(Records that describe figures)
----------------
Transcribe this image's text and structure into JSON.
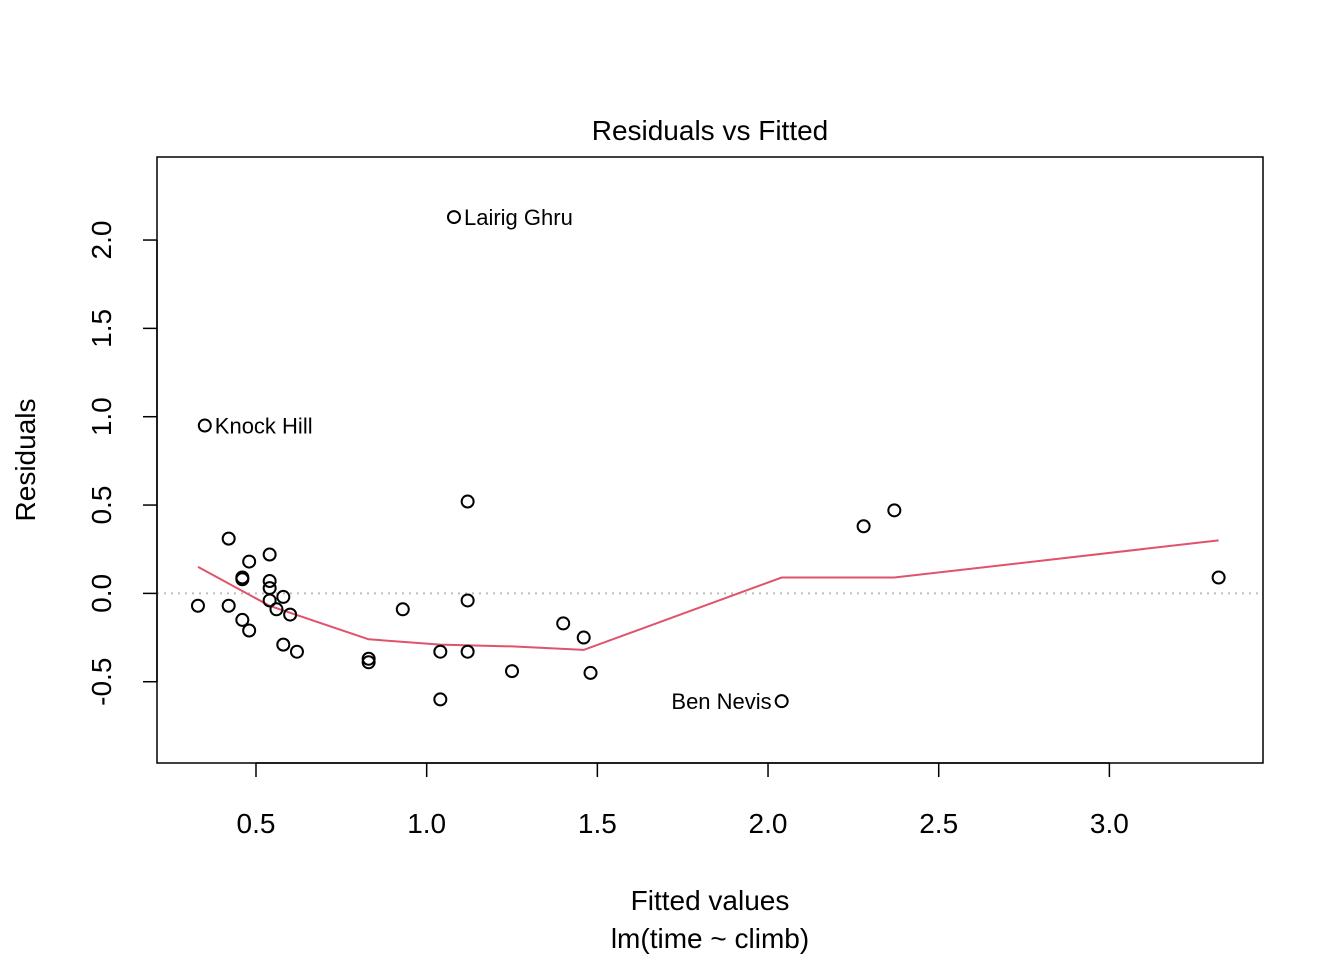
{
  "chart_data": {
    "type": "scatter",
    "title": "Residuals vs Fitted",
    "xlabel": "Fitted values",
    "subtitle": "lm(time ~ climb)",
    "ylabel": "Residuals",
    "xlim": [
      0.21,
      3.45
    ],
    "ylim": [
      -0.96,
      2.47
    ],
    "xticks": [
      {
        "value": 0.5,
        "label": "0.5"
      },
      {
        "value": 1.0,
        "label": "1.0"
      },
      {
        "value": 1.5,
        "label": "1.5"
      },
      {
        "value": 2.0,
        "label": "2.0"
      },
      {
        "value": 2.5,
        "label": "2.5"
      },
      {
        "value": 3.0,
        "label": "3.0"
      }
    ],
    "yticks": [
      {
        "value": -0.5,
        "label": "-0.5"
      },
      {
        "value": 0.0,
        "label": "0.0"
      },
      {
        "value": 0.5,
        "label": "0.5"
      },
      {
        "value": 1.0,
        "label": "1.0"
      },
      {
        "value": 1.5,
        "label": "1.5"
      },
      {
        "value": 2.0,
        "label": "2.0"
      }
    ],
    "points": [
      {
        "x": 1.08,
        "y": 2.13,
        "label": "Lairig Ghru",
        "label_side": "right"
      },
      {
        "x": 0.35,
        "y": 0.95,
        "label": "Knock Hill",
        "label_side": "right"
      },
      {
        "x": 2.04,
        "y": -0.61,
        "label": "Ben Nevis",
        "label_side": "left"
      },
      {
        "x": 0.33,
        "y": -0.07
      },
      {
        "x": 0.42,
        "y": 0.31
      },
      {
        "x": 0.42,
        "y": -0.07
      },
      {
        "x": 0.46,
        "y": 0.08
      },
      {
        "x": 0.46,
        "y": 0.09
      },
      {
        "x": 0.46,
        "y": -0.15
      },
      {
        "x": 0.48,
        "y": 0.18
      },
      {
        "x": 0.48,
        "y": -0.21
      },
      {
        "x": 0.54,
        "y": 0.22
      },
      {
        "x": 0.54,
        "y": 0.07
      },
      {
        "x": 0.54,
        "y": 0.03
      },
      {
        "x": 0.54,
        "y": -0.04
      },
      {
        "x": 0.56,
        "y": -0.09
      },
      {
        "x": 0.58,
        "y": -0.02
      },
      {
        "x": 0.58,
        "y": -0.29
      },
      {
        "x": 0.6,
        "y": -0.12
      },
      {
        "x": 0.62,
        "y": -0.33
      },
      {
        "x": 0.83,
        "y": -0.37
      },
      {
        "x": 0.83,
        "y": -0.39
      },
      {
        "x": 0.93,
        "y": -0.09
      },
      {
        "x": 1.04,
        "y": -0.33
      },
      {
        "x": 1.04,
        "y": -0.6
      },
      {
        "x": 1.12,
        "y": 0.52
      },
      {
        "x": 1.12,
        "y": -0.04
      },
      {
        "x": 1.12,
        "y": -0.33
      },
      {
        "x": 1.25,
        "y": -0.44
      },
      {
        "x": 1.4,
        "y": -0.17
      },
      {
        "x": 1.46,
        "y": -0.25
      },
      {
        "x": 1.48,
        "y": -0.45
      },
      {
        "x": 2.28,
        "y": 0.38
      },
      {
        "x": 2.37,
        "y": 0.47
      },
      {
        "x": 3.32,
        "y": 0.09
      }
    ],
    "smooth_line": {
      "color": "#DF536B",
      "x": [
        0.33,
        0.54,
        0.83,
        1.04,
        1.25,
        1.46,
        2.04,
        2.37,
        3.32
      ],
      "y": [
        0.15,
        -0.07,
        -0.26,
        -0.29,
        -0.3,
        -0.32,
        0.09,
        0.09,
        0.3
      ]
    },
    "reference_line": {
      "y": 0.0,
      "style": "dotted",
      "color": "#BEBEBE"
    }
  }
}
----------------
* TO DO *
From the data above, show each line that contains "Fitted".

* ANSWER IN FULL *
    "title": "Residuals vs Fitted",
    "xlabel": "Fitted values",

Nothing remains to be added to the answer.